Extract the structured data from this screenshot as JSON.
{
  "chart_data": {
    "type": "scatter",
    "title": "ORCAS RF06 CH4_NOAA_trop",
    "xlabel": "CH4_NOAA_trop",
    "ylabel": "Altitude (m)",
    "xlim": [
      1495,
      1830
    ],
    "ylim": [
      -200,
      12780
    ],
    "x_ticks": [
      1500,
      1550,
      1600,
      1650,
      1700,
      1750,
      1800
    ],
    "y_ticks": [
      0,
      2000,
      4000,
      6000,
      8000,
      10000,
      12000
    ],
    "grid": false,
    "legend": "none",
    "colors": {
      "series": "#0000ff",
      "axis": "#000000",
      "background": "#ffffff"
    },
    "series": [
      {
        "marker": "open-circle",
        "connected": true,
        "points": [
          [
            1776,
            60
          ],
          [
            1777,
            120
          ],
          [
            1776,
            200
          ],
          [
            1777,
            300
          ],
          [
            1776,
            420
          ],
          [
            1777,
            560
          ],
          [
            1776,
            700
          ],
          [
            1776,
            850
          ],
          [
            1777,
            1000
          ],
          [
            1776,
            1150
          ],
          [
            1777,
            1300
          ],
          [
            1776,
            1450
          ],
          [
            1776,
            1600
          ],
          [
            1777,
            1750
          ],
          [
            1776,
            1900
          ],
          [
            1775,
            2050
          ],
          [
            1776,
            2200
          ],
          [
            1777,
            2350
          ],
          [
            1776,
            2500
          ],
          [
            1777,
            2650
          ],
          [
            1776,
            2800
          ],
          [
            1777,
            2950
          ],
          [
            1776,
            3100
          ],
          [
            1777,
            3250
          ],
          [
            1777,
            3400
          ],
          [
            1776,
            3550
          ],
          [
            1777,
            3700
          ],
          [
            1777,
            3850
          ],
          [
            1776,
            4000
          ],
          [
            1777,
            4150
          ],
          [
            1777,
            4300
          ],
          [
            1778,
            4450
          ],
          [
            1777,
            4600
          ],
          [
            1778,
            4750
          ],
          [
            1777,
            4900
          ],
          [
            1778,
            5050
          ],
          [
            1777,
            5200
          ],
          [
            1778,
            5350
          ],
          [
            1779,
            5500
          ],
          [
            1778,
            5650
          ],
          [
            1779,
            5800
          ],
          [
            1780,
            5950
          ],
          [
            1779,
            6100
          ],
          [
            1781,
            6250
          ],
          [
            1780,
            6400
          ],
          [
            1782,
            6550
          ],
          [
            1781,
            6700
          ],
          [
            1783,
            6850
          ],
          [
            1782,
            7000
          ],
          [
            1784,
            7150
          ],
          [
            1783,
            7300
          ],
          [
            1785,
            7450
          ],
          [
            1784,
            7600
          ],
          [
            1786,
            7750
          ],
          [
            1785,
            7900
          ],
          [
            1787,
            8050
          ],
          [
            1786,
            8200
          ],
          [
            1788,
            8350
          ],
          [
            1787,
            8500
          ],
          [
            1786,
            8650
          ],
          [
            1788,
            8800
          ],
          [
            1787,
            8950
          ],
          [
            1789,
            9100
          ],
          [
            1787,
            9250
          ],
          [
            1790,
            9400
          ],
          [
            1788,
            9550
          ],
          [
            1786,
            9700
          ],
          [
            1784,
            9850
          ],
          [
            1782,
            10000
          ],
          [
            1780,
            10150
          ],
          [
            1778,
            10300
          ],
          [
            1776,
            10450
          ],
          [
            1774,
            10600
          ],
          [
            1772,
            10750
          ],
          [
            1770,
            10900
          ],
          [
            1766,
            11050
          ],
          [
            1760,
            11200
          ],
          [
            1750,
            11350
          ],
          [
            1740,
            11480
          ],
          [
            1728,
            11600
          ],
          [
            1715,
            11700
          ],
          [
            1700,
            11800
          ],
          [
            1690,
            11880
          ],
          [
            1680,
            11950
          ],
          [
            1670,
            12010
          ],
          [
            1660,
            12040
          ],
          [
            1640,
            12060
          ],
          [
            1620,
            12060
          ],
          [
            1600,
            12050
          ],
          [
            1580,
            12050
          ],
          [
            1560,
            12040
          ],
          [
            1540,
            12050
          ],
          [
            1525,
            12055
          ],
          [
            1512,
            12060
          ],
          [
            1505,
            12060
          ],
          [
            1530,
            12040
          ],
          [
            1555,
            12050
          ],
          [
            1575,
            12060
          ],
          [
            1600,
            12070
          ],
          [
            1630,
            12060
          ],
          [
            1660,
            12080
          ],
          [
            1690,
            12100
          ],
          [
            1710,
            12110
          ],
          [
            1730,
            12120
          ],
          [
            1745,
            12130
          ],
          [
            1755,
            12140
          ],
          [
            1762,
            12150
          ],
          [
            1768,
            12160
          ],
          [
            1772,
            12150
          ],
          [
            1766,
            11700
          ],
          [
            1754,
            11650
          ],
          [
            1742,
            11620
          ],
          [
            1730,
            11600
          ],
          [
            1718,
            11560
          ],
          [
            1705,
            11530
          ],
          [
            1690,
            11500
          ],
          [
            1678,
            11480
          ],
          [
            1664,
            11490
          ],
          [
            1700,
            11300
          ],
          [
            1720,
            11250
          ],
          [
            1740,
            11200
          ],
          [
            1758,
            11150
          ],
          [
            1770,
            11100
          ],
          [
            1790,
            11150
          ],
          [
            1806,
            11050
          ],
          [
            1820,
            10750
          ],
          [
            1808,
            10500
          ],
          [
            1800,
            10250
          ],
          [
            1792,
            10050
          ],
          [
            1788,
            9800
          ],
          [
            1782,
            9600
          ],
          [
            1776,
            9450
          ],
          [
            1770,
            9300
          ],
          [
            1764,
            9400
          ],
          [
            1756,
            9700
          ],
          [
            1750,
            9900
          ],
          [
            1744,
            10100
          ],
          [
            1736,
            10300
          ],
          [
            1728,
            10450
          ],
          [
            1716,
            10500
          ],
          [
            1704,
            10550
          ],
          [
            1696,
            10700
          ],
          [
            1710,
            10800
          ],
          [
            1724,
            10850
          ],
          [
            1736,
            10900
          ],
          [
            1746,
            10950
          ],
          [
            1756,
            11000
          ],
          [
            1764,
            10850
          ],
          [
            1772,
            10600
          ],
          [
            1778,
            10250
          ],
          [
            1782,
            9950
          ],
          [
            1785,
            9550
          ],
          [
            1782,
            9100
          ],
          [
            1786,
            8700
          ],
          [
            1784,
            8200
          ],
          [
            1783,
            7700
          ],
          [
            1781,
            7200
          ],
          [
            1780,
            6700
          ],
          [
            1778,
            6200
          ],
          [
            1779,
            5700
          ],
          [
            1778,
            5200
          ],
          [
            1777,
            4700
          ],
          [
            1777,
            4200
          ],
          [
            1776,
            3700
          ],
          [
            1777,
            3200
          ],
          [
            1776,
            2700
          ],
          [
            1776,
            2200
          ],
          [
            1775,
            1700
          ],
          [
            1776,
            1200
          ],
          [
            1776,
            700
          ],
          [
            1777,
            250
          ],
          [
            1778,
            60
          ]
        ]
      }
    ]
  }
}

━━━

* TASK PROMPT: Without leaving anything out, quote all the data.

* TASK OUTPUT:
Extract the structured data from this screenshot as JSON.
{
  "chart_data": {
    "type": "scatter",
    "title": "ORCAS RF06 CH4_NOAA_trop",
    "xlabel": "CH4_NOAA_trop",
    "ylabel": "Altitude (m)",
    "xlim": [
      1495,
      1830
    ],
    "ylim": [
      -200,
      12780
    ],
    "x_ticks": [
      1500,
      1550,
      1600,
      1650,
      1700,
      1750,
      1800
    ],
    "y_ticks": [
      0,
      2000,
      4000,
      6000,
      8000,
      10000,
      12000
    ],
    "grid": false,
    "legend": "none",
    "colors": {
      "series": "#0000ff",
      "axis": "#000000",
      "background": "#ffffff"
    },
    "series": [
      {
        "marker": "open-circle",
        "connected": true,
        "points": [
          [
            1776,
            60
          ],
          [
            1777,
            120
          ],
          [
            1776,
            200
          ],
          [
            1777,
            300
          ],
          [
            1776,
            420
          ],
          [
            1777,
            560
          ],
          [
            1776,
            700
          ],
          [
            1776,
            850
          ],
          [
            1777,
            1000
          ],
          [
            1776,
            1150
          ],
          [
            1777,
            1300
          ],
          [
            1776,
            1450
          ],
          [
            1776,
            1600
          ],
          [
            1777,
            1750
          ],
          [
            1776,
            1900
          ],
          [
            1775,
            2050
          ],
          [
            1776,
            2200
          ],
          [
            1777,
            2350
          ],
          [
            1776,
            2500
          ],
          [
            1777,
            2650
          ],
          [
            1776,
            2800
          ],
          [
            1777,
            2950
          ],
          [
            1776,
            3100
          ],
          [
            1777,
            3250
          ],
          [
            1777,
            3400
          ],
          [
            1776,
            3550
          ],
          [
            1777,
            3700
          ],
          [
            1777,
            3850
          ],
          [
            1776,
            4000
          ],
          [
            1777,
            4150
          ],
          [
            1777,
            4300
          ],
          [
            1778,
            4450
          ],
          [
            1777,
            4600
          ],
          [
            1778,
            4750
          ],
          [
            1777,
            4900
          ],
          [
            1778,
            5050
          ],
          [
            1777,
            5200
          ],
          [
            1778,
            5350
          ],
          [
            1779,
            5500
          ],
          [
            1778,
            5650
          ],
          [
            1779,
            5800
          ],
          [
            1780,
            5950
          ],
          [
            1779,
            6100
          ],
          [
            1781,
            6250
          ],
          [
            1780,
            6400
          ],
          [
            1782,
            6550
          ],
          [
            1781,
            6700
          ],
          [
            1783,
            6850
          ],
          [
            1782,
            7000
          ],
          [
            1784,
            7150
          ],
          [
            1783,
            7300
          ],
          [
            1785,
            7450
          ],
          [
            1784,
            7600
          ],
          [
            1786,
            7750
          ],
          [
            1785,
            7900
          ],
          [
            1787,
            8050
          ],
          [
            1786,
            8200
          ],
          [
            1788,
            8350
          ],
          [
            1787,
            8500
          ],
          [
            1786,
            8650
          ],
          [
            1788,
            8800
          ],
          [
            1787,
            8950
          ],
          [
            1789,
            9100
          ],
          [
            1787,
            9250
          ],
          [
            1790,
            9400
          ],
          [
            1788,
            9550
          ],
          [
            1786,
            9700
          ],
          [
            1784,
            9850
          ],
          [
            1782,
            10000
          ],
          [
            1780,
            10150
          ],
          [
            1778,
            10300
          ],
          [
            1776,
            10450
          ],
          [
            1774,
            10600
          ],
          [
            1772,
            10750
          ],
          [
            1770,
            10900
          ],
          [
            1766,
            11050
          ],
          [
            1760,
            11200
          ],
          [
            1750,
            11350
          ],
          [
            1740,
            11480
          ],
          [
            1728,
            11600
          ],
          [
            1715,
            11700
          ],
          [
            1700,
            11800
          ],
          [
            1690,
            11880
          ],
          [
            1680,
            11950
          ],
          [
            1670,
            12010
          ],
          [
            1660,
            12040
          ],
          [
            1640,
            12060
          ],
          [
            1620,
            12060
          ],
          [
            1600,
            12050
          ],
          [
            1580,
            12050
          ],
          [
            1560,
            12040
          ],
          [
            1540,
            12050
          ],
          [
            1525,
            12055
          ],
          [
            1512,
            12060
          ],
          [
            1505,
            12060
          ],
          [
            1530,
            12040
          ],
          [
            1555,
            12050
          ],
          [
            1575,
            12060
          ],
          [
            1600,
            12070
          ],
          [
            1630,
            12060
          ],
          [
            1660,
            12080
          ],
          [
            1690,
            12100
          ],
          [
            1710,
            12110
          ],
          [
            1730,
            12120
          ],
          [
            1745,
            12130
          ],
          [
            1755,
            12140
          ],
          [
            1762,
            12150
          ],
          [
            1768,
            12160
          ],
          [
            1772,
            12150
          ],
          [
            1766,
            11700
          ],
          [
            1754,
            11650
          ],
          [
            1742,
            11620
          ],
          [
            1730,
            11600
          ],
          [
            1718,
            11560
          ],
          [
            1705,
            11530
          ],
          [
            1690,
            11500
          ],
          [
            1678,
            11480
          ],
          [
            1664,
            11490
          ],
          [
            1700,
            11300
          ],
          [
            1720,
            11250
          ],
          [
            1740,
            11200
          ],
          [
            1758,
            11150
          ],
          [
            1770,
            11100
          ],
          [
            1790,
            11150
          ],
          [
            1806,
            11050
          ],
          [
            1820,
            10750
          ],
          [
            1808,
            10500
          ],
          [
            1800,
            10250
          ],
          [
            1792,
            10050
          ],
          [
            1788,
            9800
          ],
          [
            1782,
            9600
          ],
          [
            1776,
            9450
          ],
          [
            1770,
            9300
          ],
          [
            1764,
            9400
          ],
          [
            1756,
            9700
          ],
          [
            1750,
            9900
          ],
          [
            1744,
            10100
          ],
          [
            1736,
            10300
          ],
          [
            1728,
            10450
          ],
          [
            1716,
            10500
          ],
          [
            1704,
            10550
          ],
          [
            1696,
            10700
          ],
          [
            1710,
            10800
          ],
          [
            1724,
            10850
          ],
          [
            1736,
            10900
          ],
          [
            1746,
            10950
          ],
          [
            1756,
            11000
          ],
          [
            1764,
            10850
          ],
          [
            1772,
            10600
          ],
          [
            1778,
            10250
          ],
          [
            1782,
            9950
          ],
          [
            1785,
            9550
          ],
          [
            1782,
            9100
          ],
          [
            1786,
            8700
          ],
          [
            1784,
            8200
          ],
          [
            1783,
            7700
          ],
          [
            1781,
            7200
          ],
          [
            1780,
            6700
          ],
          [
            1778,
            6200
          ],
          [
            1779,
            5700
          ],
          [
            1778,
            5200
          ],
          [
            1777,
            4700
          ],
          [
            1777,
            4200
          ],
          [
            1776,
            3700
          ],
          [
            1777,
            3200
          ],
          [
            1776,
            2700
          ],
          [
            1776,
            2200
          ],
          [
            1775,
            1700
          ],
          [
            1776,
            1200
          ],
          [
            1776,
            700
          ],
          [
            1777,
            250
          ],
          [
            1778,
            60
          ]
        ]
      }
    ]
  }
}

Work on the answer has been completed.